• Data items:

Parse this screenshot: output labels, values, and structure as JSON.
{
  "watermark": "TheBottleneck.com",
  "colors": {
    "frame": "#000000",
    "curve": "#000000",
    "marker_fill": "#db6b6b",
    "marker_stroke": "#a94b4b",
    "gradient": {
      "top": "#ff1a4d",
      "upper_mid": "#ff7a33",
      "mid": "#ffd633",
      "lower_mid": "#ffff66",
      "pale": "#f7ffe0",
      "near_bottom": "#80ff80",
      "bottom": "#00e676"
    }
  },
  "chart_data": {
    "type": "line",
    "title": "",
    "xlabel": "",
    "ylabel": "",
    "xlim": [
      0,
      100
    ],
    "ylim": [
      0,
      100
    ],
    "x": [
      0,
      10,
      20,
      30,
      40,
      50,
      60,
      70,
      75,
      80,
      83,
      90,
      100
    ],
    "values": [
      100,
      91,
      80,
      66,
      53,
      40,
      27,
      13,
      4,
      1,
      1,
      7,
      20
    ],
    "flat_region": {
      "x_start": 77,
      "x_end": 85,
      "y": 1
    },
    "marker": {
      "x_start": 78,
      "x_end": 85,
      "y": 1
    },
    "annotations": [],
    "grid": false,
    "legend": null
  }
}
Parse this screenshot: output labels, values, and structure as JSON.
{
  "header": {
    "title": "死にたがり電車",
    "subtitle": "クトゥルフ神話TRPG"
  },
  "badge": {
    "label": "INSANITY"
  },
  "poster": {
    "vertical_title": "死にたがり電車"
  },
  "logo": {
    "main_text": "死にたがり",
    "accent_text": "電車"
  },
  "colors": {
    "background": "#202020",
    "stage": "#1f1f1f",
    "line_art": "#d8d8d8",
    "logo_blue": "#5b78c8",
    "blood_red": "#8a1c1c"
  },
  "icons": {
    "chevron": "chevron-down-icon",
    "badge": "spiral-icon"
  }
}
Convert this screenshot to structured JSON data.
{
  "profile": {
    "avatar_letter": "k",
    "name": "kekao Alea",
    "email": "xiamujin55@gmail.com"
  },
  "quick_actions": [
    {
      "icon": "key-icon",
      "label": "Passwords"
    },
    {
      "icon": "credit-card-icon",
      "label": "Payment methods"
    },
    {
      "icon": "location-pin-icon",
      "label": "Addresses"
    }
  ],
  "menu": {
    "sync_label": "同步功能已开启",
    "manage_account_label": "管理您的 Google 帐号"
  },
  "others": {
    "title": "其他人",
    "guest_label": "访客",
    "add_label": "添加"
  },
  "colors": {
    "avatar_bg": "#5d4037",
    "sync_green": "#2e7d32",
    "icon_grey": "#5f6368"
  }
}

• What you need to do: From the line holding "Convert this screenshot" to the last line of the records, quote each line exactly and add nothing.

• Solution to this task:
Convert this screenshot to structured JSON data.
{
  "profile": {
    "avatar_letter": "k",
    "name": "kekao Alea",
    "email": "xiamujin55@gmail.com"
  },
  "quick_actions": [
    {
      "icon": "key-icon",
      "label": "Passwords"
    },
    {
      "icon": "credit-card-icon",
      "label": "Payment methods"
    },
    {
      "icon": "location-pin-icon",
      "label": "Addresses"
    }
  ],
  "menu": {
    "sync_label": "同步功能已开启",
    "manage_account_label": "管理您的 Google 帐号"
  },
  "others": {
    "title": "其他人",
    "guest_label": "访客",
    "add_label": "添加"
  },
  "colors": {
    "avatar_bg": "#5d4037",
    "sync_green": "#2e7d32",
    "icon_grey": "#5f6368"
  }
}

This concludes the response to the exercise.